**What is being asked**
Records follow. Pull out every line that contains "calle".

**Data for this task**
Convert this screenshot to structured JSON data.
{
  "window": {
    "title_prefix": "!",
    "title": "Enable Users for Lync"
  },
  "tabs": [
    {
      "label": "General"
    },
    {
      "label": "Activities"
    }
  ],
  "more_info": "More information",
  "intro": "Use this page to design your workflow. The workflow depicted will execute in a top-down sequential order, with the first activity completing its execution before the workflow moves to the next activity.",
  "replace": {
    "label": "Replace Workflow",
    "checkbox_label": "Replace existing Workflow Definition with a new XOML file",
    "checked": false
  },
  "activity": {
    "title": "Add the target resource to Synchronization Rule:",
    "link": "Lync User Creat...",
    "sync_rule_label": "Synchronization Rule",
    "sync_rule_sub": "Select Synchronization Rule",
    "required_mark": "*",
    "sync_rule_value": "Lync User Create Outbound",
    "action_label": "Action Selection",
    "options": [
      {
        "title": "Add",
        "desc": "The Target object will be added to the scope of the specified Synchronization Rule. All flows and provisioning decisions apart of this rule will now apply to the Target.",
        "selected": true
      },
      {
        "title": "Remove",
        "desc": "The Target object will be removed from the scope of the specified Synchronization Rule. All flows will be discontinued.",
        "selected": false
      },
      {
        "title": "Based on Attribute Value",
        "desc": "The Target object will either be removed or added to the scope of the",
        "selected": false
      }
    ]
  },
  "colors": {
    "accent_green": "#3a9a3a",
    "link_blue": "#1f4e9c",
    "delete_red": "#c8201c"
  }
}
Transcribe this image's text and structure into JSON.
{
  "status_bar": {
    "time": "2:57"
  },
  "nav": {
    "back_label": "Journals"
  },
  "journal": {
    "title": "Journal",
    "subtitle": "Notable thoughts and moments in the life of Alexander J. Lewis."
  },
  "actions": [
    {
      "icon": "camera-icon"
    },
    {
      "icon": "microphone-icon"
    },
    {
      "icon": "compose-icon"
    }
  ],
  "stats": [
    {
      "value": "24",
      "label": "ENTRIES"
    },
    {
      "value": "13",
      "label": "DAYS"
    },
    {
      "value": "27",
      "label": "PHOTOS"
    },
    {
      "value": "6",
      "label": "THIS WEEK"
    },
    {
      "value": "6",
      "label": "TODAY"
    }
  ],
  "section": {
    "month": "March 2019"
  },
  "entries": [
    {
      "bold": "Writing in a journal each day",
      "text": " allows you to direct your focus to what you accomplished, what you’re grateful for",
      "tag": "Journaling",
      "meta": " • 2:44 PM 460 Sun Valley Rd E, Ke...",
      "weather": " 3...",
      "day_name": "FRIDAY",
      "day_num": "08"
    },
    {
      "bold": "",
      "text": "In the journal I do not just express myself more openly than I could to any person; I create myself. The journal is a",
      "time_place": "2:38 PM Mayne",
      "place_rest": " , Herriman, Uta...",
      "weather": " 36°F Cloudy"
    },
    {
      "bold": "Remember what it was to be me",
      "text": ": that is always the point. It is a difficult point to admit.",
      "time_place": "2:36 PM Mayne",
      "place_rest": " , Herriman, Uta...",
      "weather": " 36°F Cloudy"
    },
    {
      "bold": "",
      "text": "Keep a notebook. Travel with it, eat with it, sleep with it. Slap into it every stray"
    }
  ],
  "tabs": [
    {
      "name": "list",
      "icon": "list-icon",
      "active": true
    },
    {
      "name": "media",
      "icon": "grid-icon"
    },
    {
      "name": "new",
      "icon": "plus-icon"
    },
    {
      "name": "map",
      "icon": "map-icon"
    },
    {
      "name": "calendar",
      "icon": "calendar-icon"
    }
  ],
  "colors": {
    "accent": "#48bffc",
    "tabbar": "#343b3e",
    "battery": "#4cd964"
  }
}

* * *

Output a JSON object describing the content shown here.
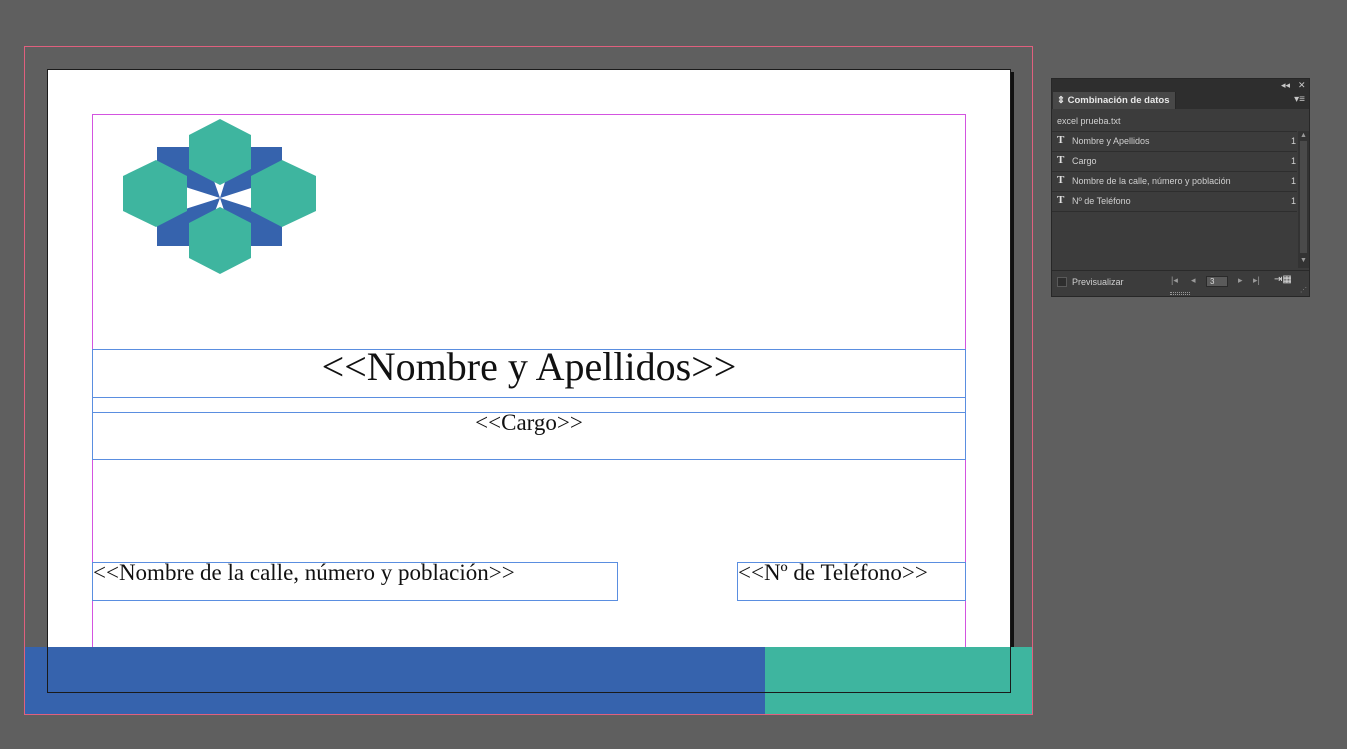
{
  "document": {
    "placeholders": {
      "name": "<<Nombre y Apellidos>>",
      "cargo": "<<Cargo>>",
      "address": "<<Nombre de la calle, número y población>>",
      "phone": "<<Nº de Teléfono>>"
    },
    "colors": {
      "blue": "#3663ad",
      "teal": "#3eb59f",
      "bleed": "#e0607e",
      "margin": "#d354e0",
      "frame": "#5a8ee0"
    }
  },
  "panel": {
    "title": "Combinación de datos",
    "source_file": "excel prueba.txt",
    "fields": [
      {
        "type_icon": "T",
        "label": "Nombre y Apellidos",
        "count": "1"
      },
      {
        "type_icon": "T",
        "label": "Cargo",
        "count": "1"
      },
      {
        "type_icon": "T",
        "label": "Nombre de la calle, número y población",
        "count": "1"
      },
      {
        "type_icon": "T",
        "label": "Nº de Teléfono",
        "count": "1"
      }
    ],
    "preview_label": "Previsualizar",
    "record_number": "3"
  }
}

**Response**
      "address": "<<Nombre de la calle, número y población>>",
        "label": "Nombre de la calle, número y población",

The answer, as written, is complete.